(Entries from a dataset)
__________
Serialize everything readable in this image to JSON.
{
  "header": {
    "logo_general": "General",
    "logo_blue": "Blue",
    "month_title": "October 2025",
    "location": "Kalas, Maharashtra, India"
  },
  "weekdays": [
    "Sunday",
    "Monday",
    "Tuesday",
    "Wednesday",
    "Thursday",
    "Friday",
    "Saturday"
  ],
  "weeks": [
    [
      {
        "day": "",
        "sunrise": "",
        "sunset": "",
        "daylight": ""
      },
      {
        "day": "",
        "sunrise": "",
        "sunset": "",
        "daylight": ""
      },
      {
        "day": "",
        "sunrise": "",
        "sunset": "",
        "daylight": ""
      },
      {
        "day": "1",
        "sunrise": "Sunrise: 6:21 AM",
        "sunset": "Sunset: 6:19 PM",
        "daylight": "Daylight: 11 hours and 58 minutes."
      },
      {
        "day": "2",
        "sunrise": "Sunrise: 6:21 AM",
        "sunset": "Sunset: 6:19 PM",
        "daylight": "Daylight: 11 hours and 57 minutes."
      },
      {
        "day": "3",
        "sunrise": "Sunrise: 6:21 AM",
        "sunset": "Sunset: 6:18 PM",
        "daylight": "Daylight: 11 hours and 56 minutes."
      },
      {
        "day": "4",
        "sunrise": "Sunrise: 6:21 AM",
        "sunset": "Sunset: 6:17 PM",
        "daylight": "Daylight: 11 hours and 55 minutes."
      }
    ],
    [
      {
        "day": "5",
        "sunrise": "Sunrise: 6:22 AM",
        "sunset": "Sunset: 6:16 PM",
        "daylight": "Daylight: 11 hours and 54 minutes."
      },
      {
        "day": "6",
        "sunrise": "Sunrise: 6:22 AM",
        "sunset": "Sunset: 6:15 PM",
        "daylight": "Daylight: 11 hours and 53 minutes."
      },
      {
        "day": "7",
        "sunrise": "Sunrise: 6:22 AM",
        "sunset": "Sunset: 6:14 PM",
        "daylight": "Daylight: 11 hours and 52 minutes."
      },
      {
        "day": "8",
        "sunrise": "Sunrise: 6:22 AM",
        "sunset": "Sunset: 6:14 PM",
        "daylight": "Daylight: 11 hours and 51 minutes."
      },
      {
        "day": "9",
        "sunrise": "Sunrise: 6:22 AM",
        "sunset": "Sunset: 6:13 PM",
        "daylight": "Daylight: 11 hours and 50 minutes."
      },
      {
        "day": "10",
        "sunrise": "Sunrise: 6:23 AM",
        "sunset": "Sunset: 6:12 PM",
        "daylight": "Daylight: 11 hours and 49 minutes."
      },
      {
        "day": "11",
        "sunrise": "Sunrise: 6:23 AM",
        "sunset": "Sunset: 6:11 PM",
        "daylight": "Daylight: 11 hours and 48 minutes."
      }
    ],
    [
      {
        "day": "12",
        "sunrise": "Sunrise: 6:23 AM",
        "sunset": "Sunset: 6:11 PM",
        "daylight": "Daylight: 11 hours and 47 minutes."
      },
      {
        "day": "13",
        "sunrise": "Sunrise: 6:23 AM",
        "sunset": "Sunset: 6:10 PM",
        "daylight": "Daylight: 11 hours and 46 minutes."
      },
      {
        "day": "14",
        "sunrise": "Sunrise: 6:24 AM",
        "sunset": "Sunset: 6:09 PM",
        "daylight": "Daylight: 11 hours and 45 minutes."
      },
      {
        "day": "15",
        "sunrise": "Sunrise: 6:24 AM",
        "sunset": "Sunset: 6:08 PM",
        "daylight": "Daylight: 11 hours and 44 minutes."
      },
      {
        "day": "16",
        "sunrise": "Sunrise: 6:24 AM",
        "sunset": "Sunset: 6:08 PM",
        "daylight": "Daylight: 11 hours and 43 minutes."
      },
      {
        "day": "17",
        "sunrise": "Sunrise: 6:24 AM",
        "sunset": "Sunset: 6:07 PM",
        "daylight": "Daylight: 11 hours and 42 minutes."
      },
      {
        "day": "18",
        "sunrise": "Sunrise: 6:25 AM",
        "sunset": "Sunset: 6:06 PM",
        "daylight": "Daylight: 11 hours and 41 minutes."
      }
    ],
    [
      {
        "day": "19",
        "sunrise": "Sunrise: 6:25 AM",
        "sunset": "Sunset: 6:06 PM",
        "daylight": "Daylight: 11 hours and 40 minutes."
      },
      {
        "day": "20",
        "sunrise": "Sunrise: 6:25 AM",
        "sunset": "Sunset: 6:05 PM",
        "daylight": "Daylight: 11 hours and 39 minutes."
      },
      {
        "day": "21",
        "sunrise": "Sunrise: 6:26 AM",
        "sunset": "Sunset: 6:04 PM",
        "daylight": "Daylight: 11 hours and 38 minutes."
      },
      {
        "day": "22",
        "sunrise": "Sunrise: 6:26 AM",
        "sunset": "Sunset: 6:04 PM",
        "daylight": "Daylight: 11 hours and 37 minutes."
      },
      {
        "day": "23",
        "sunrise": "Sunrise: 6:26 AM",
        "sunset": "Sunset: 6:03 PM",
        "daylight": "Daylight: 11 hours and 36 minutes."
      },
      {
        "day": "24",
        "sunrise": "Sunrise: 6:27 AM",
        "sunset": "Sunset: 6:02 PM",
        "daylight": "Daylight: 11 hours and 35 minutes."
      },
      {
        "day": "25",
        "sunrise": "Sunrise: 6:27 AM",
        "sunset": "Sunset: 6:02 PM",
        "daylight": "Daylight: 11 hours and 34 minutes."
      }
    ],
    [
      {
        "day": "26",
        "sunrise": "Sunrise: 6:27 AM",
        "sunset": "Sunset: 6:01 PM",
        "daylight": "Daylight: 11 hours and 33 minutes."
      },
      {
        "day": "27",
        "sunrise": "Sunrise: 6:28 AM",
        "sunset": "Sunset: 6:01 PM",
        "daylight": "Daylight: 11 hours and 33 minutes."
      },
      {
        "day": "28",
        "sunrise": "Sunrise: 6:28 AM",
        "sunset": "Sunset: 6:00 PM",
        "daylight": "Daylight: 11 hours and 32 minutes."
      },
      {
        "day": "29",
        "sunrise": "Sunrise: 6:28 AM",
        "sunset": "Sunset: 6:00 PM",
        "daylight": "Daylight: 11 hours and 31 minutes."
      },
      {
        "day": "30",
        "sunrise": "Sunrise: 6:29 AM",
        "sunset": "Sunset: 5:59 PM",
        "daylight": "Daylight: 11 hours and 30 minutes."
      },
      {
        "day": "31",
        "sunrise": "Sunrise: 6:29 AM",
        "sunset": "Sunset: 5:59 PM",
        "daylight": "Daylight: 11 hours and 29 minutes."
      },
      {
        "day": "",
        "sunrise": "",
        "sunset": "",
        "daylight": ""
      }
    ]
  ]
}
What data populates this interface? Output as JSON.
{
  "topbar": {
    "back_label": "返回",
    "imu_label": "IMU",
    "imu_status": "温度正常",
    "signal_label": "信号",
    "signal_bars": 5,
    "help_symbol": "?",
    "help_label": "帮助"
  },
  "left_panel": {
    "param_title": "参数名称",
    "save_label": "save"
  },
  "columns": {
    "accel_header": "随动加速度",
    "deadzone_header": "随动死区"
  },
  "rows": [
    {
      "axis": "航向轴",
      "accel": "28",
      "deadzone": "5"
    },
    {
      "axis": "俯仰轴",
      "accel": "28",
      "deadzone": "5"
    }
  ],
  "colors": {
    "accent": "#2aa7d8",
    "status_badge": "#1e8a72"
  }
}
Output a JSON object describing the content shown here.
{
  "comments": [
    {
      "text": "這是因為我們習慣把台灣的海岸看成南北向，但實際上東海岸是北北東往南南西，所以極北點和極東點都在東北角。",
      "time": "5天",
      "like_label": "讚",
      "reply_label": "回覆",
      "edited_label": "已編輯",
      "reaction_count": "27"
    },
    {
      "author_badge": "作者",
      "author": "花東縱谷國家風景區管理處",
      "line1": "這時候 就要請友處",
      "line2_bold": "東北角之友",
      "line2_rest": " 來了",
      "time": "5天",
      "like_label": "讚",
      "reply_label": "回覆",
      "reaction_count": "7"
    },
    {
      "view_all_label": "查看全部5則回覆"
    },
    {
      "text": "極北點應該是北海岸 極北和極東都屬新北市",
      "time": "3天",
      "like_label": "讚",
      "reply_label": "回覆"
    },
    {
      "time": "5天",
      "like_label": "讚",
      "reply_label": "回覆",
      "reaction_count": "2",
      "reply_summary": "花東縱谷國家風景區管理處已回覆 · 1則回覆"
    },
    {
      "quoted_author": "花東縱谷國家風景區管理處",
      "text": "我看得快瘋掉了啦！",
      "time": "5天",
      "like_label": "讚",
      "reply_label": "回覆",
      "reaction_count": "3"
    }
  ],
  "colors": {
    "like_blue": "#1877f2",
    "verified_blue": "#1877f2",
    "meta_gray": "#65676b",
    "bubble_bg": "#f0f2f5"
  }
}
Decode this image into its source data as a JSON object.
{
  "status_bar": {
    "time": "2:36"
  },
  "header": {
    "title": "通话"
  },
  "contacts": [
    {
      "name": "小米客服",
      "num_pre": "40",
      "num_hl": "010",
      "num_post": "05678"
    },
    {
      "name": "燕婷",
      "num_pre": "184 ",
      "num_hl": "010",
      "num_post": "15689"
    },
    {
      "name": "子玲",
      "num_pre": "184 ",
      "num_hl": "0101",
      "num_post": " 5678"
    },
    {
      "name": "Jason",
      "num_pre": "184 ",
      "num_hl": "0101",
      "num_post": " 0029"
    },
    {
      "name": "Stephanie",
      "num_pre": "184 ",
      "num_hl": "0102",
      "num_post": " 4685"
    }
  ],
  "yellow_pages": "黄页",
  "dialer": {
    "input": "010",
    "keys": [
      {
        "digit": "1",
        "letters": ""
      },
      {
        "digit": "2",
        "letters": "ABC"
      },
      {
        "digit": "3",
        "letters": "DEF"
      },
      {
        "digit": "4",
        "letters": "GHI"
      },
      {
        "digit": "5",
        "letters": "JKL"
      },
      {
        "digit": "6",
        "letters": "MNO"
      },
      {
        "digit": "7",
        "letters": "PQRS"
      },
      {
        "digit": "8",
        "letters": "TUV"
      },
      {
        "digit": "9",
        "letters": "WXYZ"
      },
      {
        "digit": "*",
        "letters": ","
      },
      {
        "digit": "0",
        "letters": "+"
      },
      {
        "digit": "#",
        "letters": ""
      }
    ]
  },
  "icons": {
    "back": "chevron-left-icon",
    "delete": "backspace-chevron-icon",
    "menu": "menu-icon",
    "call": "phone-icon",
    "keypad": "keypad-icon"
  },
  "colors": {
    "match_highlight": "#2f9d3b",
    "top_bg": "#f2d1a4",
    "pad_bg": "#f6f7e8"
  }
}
__________
■ Aim of the exercise ■
Pull out every line of the entries that includes the word "name".

■ Exercise output ■
      "name": "小米客服",
      "name": "燕婷",
      "name": "子玲",
      "name": "Jason",
      "name": "Stephanie",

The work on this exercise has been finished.